[Begin SUPPLIED ENTRIES]

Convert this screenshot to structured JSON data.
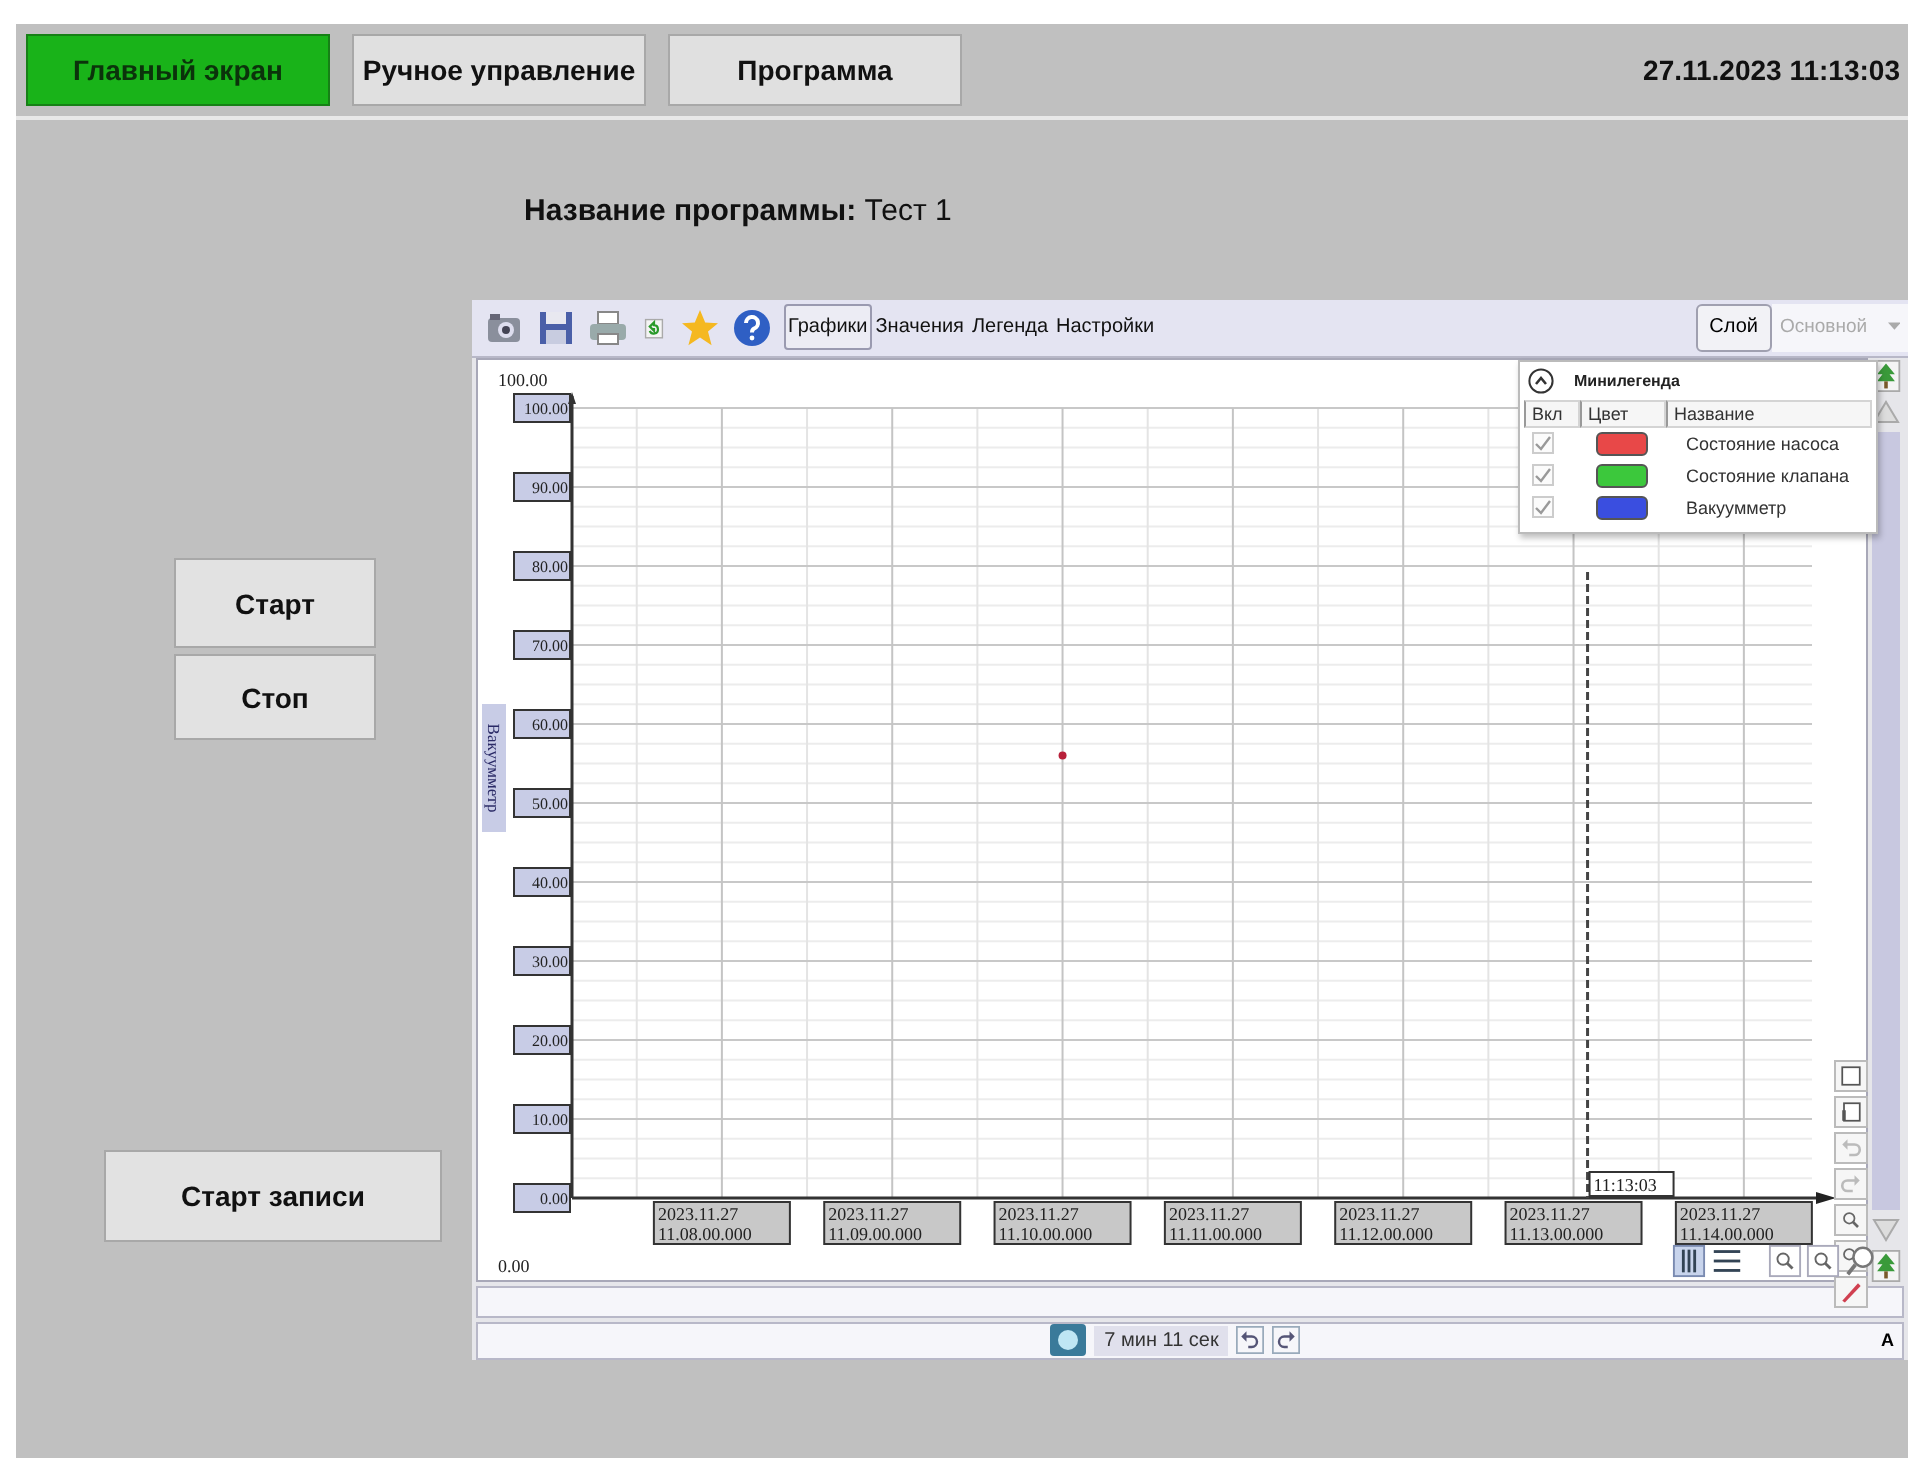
{
  "nav": [
    {
      "label": "Главный экран",
      "selected": true
    },
    {
      "label": "Ручное управление",
      "selected": false
    },
    {
      "label": "Программа",
      "selected": false
    }
  ],
  "datetime": "27.11.2023 11:13:03",
  "program": {
    "label": "Название программы:",
    "value": "Тест 1"
  },
  "controls": {
    "start": "Старт",
    "stop": "Стоп",
    "record": "Старт записи"
  },
  "chart": {
    "tabs": [
      {
        "label": "Графики",
        "selected": true
      },
      {
        "label": "Значения",
        "selected": false
      },
      {
        "label": "Легенда",
        "selected": false
      },
      {
        "label": "Настройки",
        "selected": false
      }
    ],
    "layer_button": "Слой",
    "layer": {
      "value": "Основной",
      "disabled": true
    },
    "top_value": "100.00",
    "bottom_value": "0.00",
    "chart_data": {
      "type": "scatter",
      "ylabel": "Вакуумметр",
      "series": [
        {
          "color": "#b8203a",
          "values": [
            null,
            null,
            56,
            null,
            null,
            null,
            null
          ]
        }
      ],
      "ylim": [
        0,
        100
      ],
      "grid": true,
      "categories": [
        "2023.11.27\n11.08.00.000",
        "2023.11.27\n11.09.00.000",
        "2023.11.27\n11.10.00.000",
        "2023.11.27\n11.11.00.000",
        "2023.11.27\n11.12.00.000",
        "2023.11.27\n11.13.00.000",
        "2023.11.27\n11.14.00.000"
      ],
      "yticks": [
        {
          "value": 0,
          "label": "0.00"
        },
        {
          "value": 10,
          "label": "10.00"
        },
        {
          "value": 20,
          "label": "20.00"
        },
        {
          "value": 30,
          "label": "30.00"
        },
        {
          "value": 40,
          "label": "40.00"
        },
        {
          "value": 50,
          "label": "50.00"
        },
        {
          "value": 60,
          "label": "60.00"
        },
        {
          "value": 70,
          "label": "70.00"
        },
        {
          "value": 80,
          "label": "80.00"
        },
        {
          "value": 90,
          "label": "90.00"
        },
        {
          "value": 100,
          "label": "100.00"
        }
      ],
      "stacked": false
    },
    "cursor": {
      "label": "11:13:03",
      "level": 0.819
    },
    "minilegend": {
      "title": "Минилегенда",
      "columns": [
        "Вкл",
        "Цвет",
        "Название"
      ],
      "rows": [
        {
          "checked": true,
          "color": "#e84848",
          "name": "Состояние насоса"
        },
        {
          "checked": true,
          "color": "#3cc83c",
          "name": "Состояние клапана"
        },
        {
          "checked": true,
          "color": "#3a4ee0",
          "name": "Вакуумметр"
        }
      ]
    },
    "status": {
      "duration": "7 мин 11 сек",
      "right": "A"
    }
  }
}
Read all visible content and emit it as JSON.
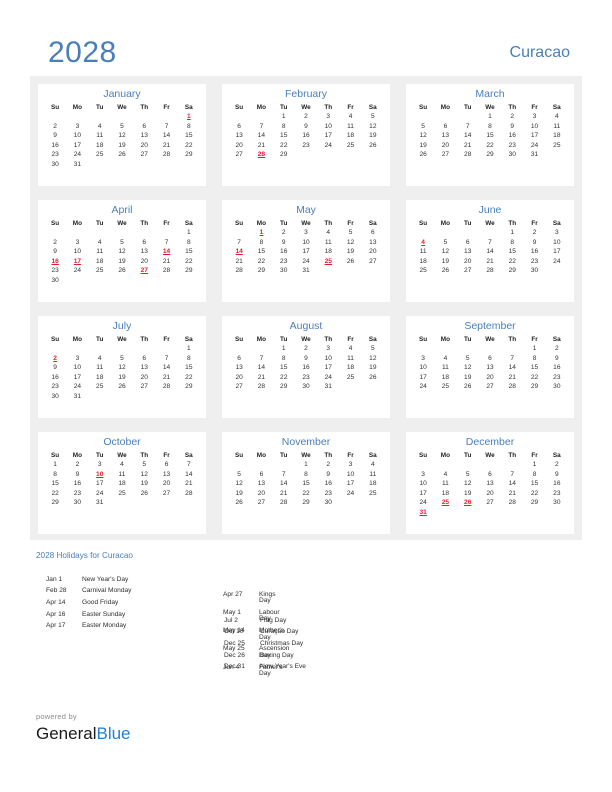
{
  "header": {
    "year": "2028",
    "country": "Curacao"
  },
  "weekdays": [
    "Su",
    "Mo",
    "Tu",
    "We",
    "Th",
    "Fr",
    "Sa"
  ],
  "colors": {
    "accent": "#4a7ebb",
    "holiday": "#e8192c",
    "band": "#efefef",
    "brand_blue": "#1f7fd4"
  },
  "months": [
    {
      "name": "January",
      "lead_blanks": 6,
      "days": 31,
      "holidays": [
        1
      ]
    },
    {
      "name": "February",
      "lead_blanks": 2,
      "days": 29,
      "holidays": [
        28
      ]
    },
    {
      "name": "March",
      "lead_blanks": 3,
      "days": 31,
      "holidays": []
    },
    {
      "name": "April",
      "lead_blanks": 6,
      "days": 30,
      "holidays": [
        14,
        16,
        17,
        27
      ]
    },
    {
      "name": "May",
      "lead_blanks": 1,
      "days": 31,
      "holidays": [
        1,
        14,
        25
      ]
    },
    {
      "name": "June",
      "lead_blanks": 4,
      "days": 30,
      "holidays": [
        4
      ]
    },
    {
      "name": "July",
      "lead_blanks": 6,
      "days": 31,
      "holidays": [
        2
      ]
    },
    {
      "name": "August",
      "lead_blanks": 2,
      "days": 31,
      "holidays": []
    },
    {
      "name": "September",
      "lead_blanks": 5,
      "days": 30,
      "holidays": []
    },
    {
      "name": "October",
      "lead_blanks": 0,
      "days": 31,
      "holidays": [
        10
      ]
    },
    {
      "name": "November",
      "lead_blanks": 3,
      "days": 30,
      "holidays": []
    },
    {
      "name": "December",
      "lead_blanks": 5,
      "days": 31,
      "holidays": [
        25,
        26,
        31
      ]
    }
  ],
  "legend": {
    "title": "2028 Holidays for Curacao",
    "columns": [
      [
        {
          "date": "Jan 1",
          "name": "New Year's Day"
        },
        {
          "date": "Feb 28",
          "name": "Carnival Monday"
        },
        {
          "date": "Apr 14",
          "name": "Good Friday"
        },
        {
          "date": "Apr 16",
          "name": "Easter Sunday"
        },
        {
          "date": "Apr 17",
          "name": "Easter Monday"
        }
      ],
      [
        {
          "date": "Apr 27",
          "name": "Kings Day"
        },
        {
          "date": "May 1",
          "name": "Labour Day"
        },
        {
          "date": "May 14",
          "name": "Mother's Day"
        },
        {
          "date": "May 25",
          "name": "Ascension Day"
        },
        {
          "date": "Jun 4",
          "name": "Father's Day"
        }
      ],
      [
        {
          "date": "Jul 2",
          "name": "Flag Day"
        },
        {
          "date": "Oct 10",
          "name": "Curaçao Day"
        },
        {
          "date": "Dec 25",
          "name": "Christmas Day"
        },
        {
          "date": "Dec 26",
          "name": "Boxing Day"
        },
        {
          "date": "Dec 31",
          "name": "New Year's Eve"
        }
      ]
    ]
  },
  "footer": {
    "powered_by": "powered by",
    "brand_first": "General",
    "brand_second": "Blue"
  }
}
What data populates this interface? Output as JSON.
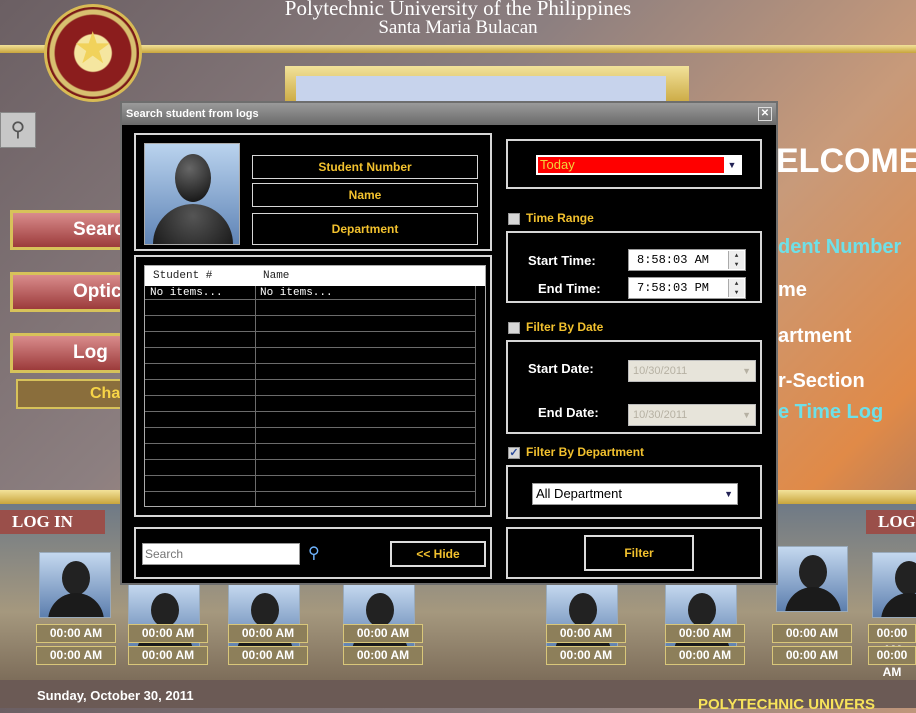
{
  "background": {
    "header_line1": "Polytechnic University of the Philippines",
    "header_line2": "Santa Maria Bulacan",
    "side_buttons": [
      "Searc",
      "Optic",
      "Log o"
    ],
    "chat_button": "Chat",
    "welcome": "ELCOME",
    "info_lines": [
      "dent Number",
      "me",
      "artment",
      "r-Section",
      "e Time Log"
    ],
    "login_left": "LOG IN",
    "login_right": "LOG",
    "time_in_label": "00:00 AM",
    "time_out_label": "00:00 AM",
    "date": "Sunday, October 30, 2011",
    "footer": "POLYTECHNIC UNIVERS"
  },
  "dialog": {
    "title": "Search student from logs",
    "close": "✕",
    "info": {
      "student_number": "Student Number",
      "name": "Name",
      "department": "Department"
    },
    "list": {
      "columns": [
        "Student #",
        "Name"
      ],
      "rows": [
        [
          "No items...",
          "No items..."
        ]
      ]
    },
    "search_placeholder": "Search",
    "hide_button": "<< Hide",
    "period_select": "Today",
    "time_range": {
      "label": "Time Range",
      "checked": false,
      "start_label": "Start Time:",
      "start_value": "8:58:03 AM",
      "end_label": "End Time:",
      "end_value": "7:58:03 PM"
    },
    "date_filter": {
      "label": "Filter By Date",
      "checked": false,
      "start_label": "Start Date:",
      "start_value": "10/30/2011",
      "end_label": "End Date:",
      "end_value": "10/30/2011"
    },
    "dept_filter": {
      "label": "Filter By Department",
      "checked": true,
      "value": "All Department"
    },
    "filter_button": "Filter"
  },
  "colors": {
    "accent_yellow": "#f2c12e",
    "select_red": "#ff0000"
  }
}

[End SUPPLIED ENTRIES]

→ SHORT TASK: Give every line above again exactly, with no pictures.

→ ANSWER:
Convert this screenshot to structured JSON data.
{
  "nav": [
    {
      "label": "Главный экран",
      "selected": true
    },
    {
      "label": "Ручное управление",
      "selected": false
    },
    {
      "label": "Программа",
      "selected": false
    }
  ],
  "datetime": "27.11.2023 11:13:03",
  "program": {
    "label": "Название программы:",
    "value": "Тест 1"
  },
  "controls": {
    "start": "Старт",
    "stop": "Стоп",
    "record": "Старт записи"
  },
  "chart": {
    "tabs": [
      {
        "label": "Графики",
        "selected": true
      },
      {
        "label": "Значения",
        "selected": false
      },
      {
        "label": "Легенда",
        "selected": false
      },
      {
        "label": "Настройки",
        "selected": false
      }
    ],
    "layer_button": "Слой",
    "layer": {
      "value": "Основной",
      "disabled": true
    },
    "top_value": "100.00",
    "bottom_value": "0.00",
    "chart_data": {
      "type": "scatter",
      "ylabel": "Вакуумметр",
      "series": [
        {
          "color": "#b8203a",
          "values": [
            null,
            null,
            56,
            null,
            null,
            null,
            null
          ]
        }
      ],
      "ylim": [
        0,
        100
      ],
      "grid": true,
      "categories": [
        "2023.11.27\n11.08.00.000",
        "2023.11.27\n11.09.00.000",
        "2023.11.27\n11.10.00.000",
        "2023.11.27\n11.11.00.000",
        "2023.11.27\n11.12.00.000",
        "2023.11.27\n11.13.00.000",
        "2023.11.27\n11.14.00.000"
      ],
      "yticks": [
        {
          "value": 0,
          "label": "0.00"
        },
        {
          "value": 10,
          "label": "10.00"
        },
        {
          "value": 20,
          "label": "20.00"
        },
        {
          "value": 30,
          "label": "30.00"
        },
        {
          "value": 40,
          "label": "40.00"
        },
        {
          "value": 50,
          "label": "50.00"
        },
        {
          "value": 60,
          "label": "60.00"
        },
        {
          "value": 70,
          "label": "70.00"
        },
        {
          "value": 80,
          "label": "80.00"
        },
        {
          "value": 90,
          "label": "90.00"
        },
        {
          "value": 100,
          "label": "100.00"
        }
      ],
      "stacked": false
    },
    "cursor": {
      "label": "11:13:03",
      "level": 0.819
    },
    "minilegend": {
      "title": "Минилегенда",
      "columns": [
        "Вкл",
        "Цвет",
        "Название"
      ],
      "rows": [
        {
          "checked": true,
          "color": "#e84848",
          "name": "Состояние насоса"
        },
        {
          "checked": true,
          "color": "#3cc83c",
          "name": "Состояние клапана"
        },
        {
          "checked": true,
          "color": "#3a4ee0",
          "name": "Вакуумметр"
        }
      ]
    },
    "status": {
      "duration": "7 мин 11 сек",
      "right": "A"
    }
  }
}
Read all visible content and emit it as JSON.
{
  "header": {
    "year": "2028",
    "country": "Curacao"
  },
  "weekdays": [
    "Su",
    "Mo",
    "Tu",
    "We",
    "Th",
    "Fr",
    "Sa"
  ],
  "colors": {
    "accent": "#4a7ebb",
    "holiday": "#e8192c",
    "band": "#efefef",
    "brand_blue": "#1f7fd4"
  },
  "months": [
    {
      "name": "January",
      "lead_blanks": 6,
      "days": 31,
      "holidays": [
        1
      ]
    },
    {
      "name": "February",
      "lead_blanks": 2,
      "days": 29,
      "holidays": [
        28
      ]
    },
    {
      "name": "March",
      "lead_blanks": 3,
      "days": 31,
      "holidays": []
    },
    {
      "name": "April",
      "lead_blanks": 6,
      "days": 30,
      "holidays": [
        14,
        16,
        17,
        27
      ]
    },
    {
      "name": "May",
      "lead_blanks": 1,
      "days": 31,
      "holidays": [
        1,
        14,
        25
      ]
    },
    {
      "name": "June",
      "lead_blanks": 4,
      "days": 30,
      "holidays": [
        4
      ]
    },
    {
      "name": "July",
      "lead_blanks": 6,
      "days": 31,
      "holidays": [
        2
      ]
    },
    {
      "name": "August",
      "lead_blanks": 2,
      "days": 31,
      "holidays": []
    },
    {
      "name": "September",
      "lead_blanks": 5,
      "days": 30,
      "holidays": []
    },
    {
      "name": "October",
      "lead_blanks": 0,
      "days": 31,
      "holidays": [
        10
      ]
    },
    {
      "name": "November",
      "lead_blanks": 3,
      "days": 30,
      "holidays": []
    },
    {
      "name": "December",
      "lead_blanks": 5,
      "days": 31,
      "holidays": [
        25,
        26,
        31
      ]
    }
  ],
  "legend": {
    "title": "2028 Holidays for Curacao",
    "columns": [
      [
        {
          "date": "Jan 1",
          "name": "New Year's Day"
        },
        {
          "date": "Feb 28",
          "name": "Carnival Monday"
        },
        {
          "date": "Apr 14",
          "name": "Good Friday"
        },
        {
          "date": "Apr 16",
          "name": "Easter Sunday"
        },
        {
          "date": "Apr 17",
          "name": "Easter Monday"
        }
      ],
      [
        {
          "date": "Apr 27",
          "name": "Kings Day"
        },
        {
          "date": "May 1",
          "name": "Labour Day"
        },
        {
          "date": "May 14",
          "name": "Mother's Day"
        },
        {
          "date": "May 25",
          "name": "Ascension Day"
        },
        {
          "date": "Jun 4",
          "name": "Father's Day"
        }
      ],
      [
        {
          "date": "Jul 2",
          "name": "Flag Day"
        },
        {
          "date": "Oct 10",
          "name": "Curaçao Day"
        },
        {
          "date": "Dec 25",
          "name": "Christmas Day"
        },
        {
          "date": "Dec 26",
          "name": "Boxing Day"
        },
        {
          "date": "Dec 31",
          "name": "New Year's Eve"
        }
      ]
    ]
  },
  "footer": {
    "powered_by": "powered by",
    "brand_first": "General",
    "brand_second": "Blue"
  }
}
What data populates this interface? Output as JSON.
{
  "background": {
    "header_line1": "Polytechnic University of the Philippines",
    "header_line2": "Santa Maria Bulacan",
    "side_buttons": [
      "Searc",
      "Optic",
      "Log o"
    ],
    "chat_button": "Chat",
    "welcome": "ELCOME",
    "info_lines": [
      "dent Number",
      "me",
      "artment",
      "r-Section",
      "e Time Log"
    ],
    "login_left": "LOG IN",
    "login_right": "LOG",
    "time_in_label": "00:00 AM",
    "time_out_label": "00:00 AM",
    "date": "Sunday, October 30, 2011",
    "footer": "POLYTECHNIC UNIVERS"
  },
  "dialog": {
    "title": "Search student from logs",
    "close": "✕",
    "info": {
      "student_number": "Student Number",
      "name": "Name",
      "department": "Department"
    },
    "list": {
      "columns": [
        "Student #",
        "Name"
      ],
      "rows": [
        [
          "No items...",
          "No items..."
        ]
      ]
    },
    "search_placeholder": "Search",
    "hide_button": "<< Hide",
    "period_select": "Today",
    "time_range": {
      "label": "Time Range",
      "checked": false,
      "start_label": "Start Time:",
      "start_value": "8:58:03 AM",
      "end_label": "End Time:",
      "end_value": "7:58:03 PM"
    },
    "date_filter": {
      "label": "Filter By Date",
      "checked": false,
      "start_label": "Start Date:",
      "start_value": "10/30/2011",
      "end_label": "End Date:",
      "end_value": "10/30/2011"
    },
    "dept_filter": {
      "label": "Filter By Department",
      "checked": true,
      "value": "All Department"
    },
    "filter_button": "Filter"
  },
  "colors": {
    "accent_yellow": "#f2c12e",
    "select_red": "#ff0000"
  }
}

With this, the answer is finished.